# [Exercise]
Copy, from the entries below, each line where the word "疏散楼梯堆放杂物" can be found.

— Begin Material shown —

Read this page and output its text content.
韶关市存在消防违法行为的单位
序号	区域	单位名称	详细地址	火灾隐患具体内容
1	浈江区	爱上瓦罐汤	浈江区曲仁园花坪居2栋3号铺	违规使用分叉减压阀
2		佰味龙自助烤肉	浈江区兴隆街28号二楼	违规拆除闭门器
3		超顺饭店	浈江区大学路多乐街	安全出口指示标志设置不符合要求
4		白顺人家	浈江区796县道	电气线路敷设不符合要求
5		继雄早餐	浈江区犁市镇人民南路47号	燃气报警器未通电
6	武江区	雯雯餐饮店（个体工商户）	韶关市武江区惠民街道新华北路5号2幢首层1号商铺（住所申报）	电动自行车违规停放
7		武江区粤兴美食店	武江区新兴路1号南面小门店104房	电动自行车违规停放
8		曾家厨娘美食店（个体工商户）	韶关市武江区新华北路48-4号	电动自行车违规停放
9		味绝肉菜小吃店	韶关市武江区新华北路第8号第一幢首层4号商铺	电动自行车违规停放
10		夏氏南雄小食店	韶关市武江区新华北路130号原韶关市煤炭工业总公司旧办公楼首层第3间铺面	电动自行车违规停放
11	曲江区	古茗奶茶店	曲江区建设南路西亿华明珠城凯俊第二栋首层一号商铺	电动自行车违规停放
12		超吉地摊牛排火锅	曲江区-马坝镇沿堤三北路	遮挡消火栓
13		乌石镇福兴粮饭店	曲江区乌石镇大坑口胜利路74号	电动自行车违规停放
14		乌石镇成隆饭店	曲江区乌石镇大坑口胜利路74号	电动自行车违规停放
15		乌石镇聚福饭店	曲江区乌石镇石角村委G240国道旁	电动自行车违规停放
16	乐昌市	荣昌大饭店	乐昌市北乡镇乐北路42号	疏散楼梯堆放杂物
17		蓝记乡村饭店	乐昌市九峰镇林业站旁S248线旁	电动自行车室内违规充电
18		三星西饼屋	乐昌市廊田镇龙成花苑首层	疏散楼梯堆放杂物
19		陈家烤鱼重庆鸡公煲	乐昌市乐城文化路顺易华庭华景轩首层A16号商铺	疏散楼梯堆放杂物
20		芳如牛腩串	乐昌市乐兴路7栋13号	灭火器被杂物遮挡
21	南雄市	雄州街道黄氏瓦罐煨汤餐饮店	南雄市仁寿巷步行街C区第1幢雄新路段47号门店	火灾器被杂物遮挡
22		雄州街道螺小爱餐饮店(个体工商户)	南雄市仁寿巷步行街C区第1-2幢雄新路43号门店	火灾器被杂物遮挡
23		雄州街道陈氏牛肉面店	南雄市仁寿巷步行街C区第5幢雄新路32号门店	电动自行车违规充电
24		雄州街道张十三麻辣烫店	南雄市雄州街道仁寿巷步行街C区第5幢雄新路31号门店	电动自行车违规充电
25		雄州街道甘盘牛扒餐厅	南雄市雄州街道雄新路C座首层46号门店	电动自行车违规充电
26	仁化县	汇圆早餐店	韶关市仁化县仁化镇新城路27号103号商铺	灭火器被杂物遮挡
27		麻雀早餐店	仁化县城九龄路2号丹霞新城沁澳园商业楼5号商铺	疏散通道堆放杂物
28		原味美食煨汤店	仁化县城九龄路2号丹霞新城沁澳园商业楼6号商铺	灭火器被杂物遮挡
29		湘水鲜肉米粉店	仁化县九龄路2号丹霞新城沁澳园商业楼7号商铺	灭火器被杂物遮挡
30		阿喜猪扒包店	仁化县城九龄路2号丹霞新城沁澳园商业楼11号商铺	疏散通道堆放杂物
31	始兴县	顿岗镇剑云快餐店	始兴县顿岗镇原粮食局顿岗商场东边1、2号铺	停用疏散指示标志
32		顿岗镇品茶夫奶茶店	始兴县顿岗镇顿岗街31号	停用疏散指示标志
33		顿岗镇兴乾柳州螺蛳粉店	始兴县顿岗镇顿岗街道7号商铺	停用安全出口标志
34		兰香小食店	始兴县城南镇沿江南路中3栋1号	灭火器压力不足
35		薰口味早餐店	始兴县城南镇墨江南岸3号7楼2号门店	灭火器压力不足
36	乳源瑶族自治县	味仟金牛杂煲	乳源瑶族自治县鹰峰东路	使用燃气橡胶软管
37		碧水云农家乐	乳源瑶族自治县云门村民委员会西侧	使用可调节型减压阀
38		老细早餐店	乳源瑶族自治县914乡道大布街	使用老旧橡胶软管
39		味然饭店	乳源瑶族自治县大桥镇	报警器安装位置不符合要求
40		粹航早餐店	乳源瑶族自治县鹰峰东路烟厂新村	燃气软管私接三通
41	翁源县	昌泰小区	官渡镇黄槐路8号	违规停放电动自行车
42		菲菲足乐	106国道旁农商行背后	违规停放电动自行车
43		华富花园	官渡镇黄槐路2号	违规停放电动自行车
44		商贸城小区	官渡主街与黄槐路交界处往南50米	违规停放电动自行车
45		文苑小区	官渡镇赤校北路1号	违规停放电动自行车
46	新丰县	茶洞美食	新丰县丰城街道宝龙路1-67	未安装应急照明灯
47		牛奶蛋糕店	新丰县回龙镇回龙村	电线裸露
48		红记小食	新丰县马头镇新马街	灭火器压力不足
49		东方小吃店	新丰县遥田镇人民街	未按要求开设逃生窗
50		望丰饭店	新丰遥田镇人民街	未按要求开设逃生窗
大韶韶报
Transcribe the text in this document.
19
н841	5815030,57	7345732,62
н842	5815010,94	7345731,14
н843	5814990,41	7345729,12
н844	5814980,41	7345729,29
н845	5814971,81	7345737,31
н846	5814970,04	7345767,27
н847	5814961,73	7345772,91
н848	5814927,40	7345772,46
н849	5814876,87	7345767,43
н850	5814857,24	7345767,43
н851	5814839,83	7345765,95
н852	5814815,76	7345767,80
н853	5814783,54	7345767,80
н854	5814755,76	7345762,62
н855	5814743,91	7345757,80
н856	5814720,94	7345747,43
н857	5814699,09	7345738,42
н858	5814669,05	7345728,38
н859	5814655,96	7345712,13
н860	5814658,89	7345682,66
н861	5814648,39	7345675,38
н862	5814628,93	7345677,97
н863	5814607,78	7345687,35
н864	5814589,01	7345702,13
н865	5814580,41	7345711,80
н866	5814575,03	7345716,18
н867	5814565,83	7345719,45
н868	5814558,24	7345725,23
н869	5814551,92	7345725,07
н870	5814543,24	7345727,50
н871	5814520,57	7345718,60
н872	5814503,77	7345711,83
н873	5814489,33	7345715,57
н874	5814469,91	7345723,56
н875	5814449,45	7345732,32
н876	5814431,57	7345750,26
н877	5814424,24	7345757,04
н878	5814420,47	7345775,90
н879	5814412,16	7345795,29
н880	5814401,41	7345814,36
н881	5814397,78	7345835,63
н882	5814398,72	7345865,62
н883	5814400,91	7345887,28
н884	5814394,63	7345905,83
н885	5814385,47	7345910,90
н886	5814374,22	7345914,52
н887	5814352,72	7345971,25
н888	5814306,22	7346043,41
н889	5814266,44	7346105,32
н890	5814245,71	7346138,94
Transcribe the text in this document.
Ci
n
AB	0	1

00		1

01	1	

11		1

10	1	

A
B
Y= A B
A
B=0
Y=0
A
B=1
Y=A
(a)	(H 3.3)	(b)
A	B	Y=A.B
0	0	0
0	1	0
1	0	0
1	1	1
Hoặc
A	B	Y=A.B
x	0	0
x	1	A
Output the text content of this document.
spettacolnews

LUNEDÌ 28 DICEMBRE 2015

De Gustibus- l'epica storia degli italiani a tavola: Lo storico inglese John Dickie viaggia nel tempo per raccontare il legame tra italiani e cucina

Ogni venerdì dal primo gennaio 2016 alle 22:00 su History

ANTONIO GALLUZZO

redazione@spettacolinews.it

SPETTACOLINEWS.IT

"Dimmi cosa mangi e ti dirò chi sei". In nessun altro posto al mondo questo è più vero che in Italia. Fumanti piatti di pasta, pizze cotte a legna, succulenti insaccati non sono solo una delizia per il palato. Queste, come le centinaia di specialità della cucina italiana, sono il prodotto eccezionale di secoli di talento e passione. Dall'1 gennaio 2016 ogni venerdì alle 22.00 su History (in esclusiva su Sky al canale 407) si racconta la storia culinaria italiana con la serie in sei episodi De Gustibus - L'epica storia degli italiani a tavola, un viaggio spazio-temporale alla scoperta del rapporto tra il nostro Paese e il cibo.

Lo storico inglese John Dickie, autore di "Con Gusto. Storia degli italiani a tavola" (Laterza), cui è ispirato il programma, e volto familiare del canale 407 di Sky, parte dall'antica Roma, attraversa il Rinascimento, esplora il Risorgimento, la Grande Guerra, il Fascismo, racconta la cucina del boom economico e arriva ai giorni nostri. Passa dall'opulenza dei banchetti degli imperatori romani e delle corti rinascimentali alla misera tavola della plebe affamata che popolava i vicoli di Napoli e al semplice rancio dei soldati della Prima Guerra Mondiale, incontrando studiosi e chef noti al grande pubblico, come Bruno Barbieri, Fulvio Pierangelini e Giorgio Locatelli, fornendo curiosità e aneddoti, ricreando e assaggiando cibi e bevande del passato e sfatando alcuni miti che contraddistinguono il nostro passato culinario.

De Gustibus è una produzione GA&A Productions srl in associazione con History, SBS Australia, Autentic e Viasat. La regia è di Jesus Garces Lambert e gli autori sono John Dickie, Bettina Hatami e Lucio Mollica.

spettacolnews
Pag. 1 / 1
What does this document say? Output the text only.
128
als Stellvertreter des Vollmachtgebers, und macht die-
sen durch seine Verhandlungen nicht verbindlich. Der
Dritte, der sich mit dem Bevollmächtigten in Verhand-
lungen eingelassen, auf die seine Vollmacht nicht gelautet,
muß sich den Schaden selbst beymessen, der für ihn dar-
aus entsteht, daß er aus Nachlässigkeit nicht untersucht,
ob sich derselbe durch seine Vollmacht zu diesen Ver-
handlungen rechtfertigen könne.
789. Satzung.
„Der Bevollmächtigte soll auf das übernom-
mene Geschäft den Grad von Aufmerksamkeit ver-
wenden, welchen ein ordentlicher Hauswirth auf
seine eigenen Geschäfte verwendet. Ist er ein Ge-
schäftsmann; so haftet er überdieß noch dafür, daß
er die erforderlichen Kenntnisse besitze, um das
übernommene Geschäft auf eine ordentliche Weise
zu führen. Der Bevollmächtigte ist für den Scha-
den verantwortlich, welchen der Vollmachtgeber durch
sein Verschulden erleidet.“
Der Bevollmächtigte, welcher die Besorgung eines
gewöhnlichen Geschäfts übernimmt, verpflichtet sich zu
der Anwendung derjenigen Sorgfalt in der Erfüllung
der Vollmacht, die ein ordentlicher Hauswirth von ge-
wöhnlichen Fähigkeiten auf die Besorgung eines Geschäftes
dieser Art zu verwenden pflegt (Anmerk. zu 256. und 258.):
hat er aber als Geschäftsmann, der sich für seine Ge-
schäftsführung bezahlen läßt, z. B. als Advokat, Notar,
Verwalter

— End Material shown —

# [Full solution]
16	乐昌市	荣昌大饭店	乐昌市北乡镇乐北路42号	疏散楼梯堆放杂物
18		三星西饼屋	乐昌市廊田镇龙成花苑首层	疏散楼梯堆放杂物
19		陈家烤鱼重庆鸡公煲	乐昌市乐城文化路顺易华庭华景轩首层A16号商铺	疏散楼梯堆放杂物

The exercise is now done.